+++ Data to use +++

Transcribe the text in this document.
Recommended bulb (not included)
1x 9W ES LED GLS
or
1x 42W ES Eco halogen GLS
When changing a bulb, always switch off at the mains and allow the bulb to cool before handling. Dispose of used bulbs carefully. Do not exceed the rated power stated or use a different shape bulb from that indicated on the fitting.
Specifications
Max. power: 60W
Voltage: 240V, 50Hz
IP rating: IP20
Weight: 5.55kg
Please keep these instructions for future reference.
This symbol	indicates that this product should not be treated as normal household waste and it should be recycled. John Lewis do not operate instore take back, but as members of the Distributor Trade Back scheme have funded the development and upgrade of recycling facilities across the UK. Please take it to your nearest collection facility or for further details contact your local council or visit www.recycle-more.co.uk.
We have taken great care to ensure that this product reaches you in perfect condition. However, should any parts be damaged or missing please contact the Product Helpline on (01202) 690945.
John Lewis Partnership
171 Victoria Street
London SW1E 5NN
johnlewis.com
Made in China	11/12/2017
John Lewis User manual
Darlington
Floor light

+++

Given request: Return from the data every line that holds "power".

Task solution:
When changing a bulb, always switch off at the mains and allow the bulb to cool before handling. Dispose of used bulbs carefully. Do not exceed the rated power stated or use a different shape bulb from that indicated on the fitting.
Max. power: 60W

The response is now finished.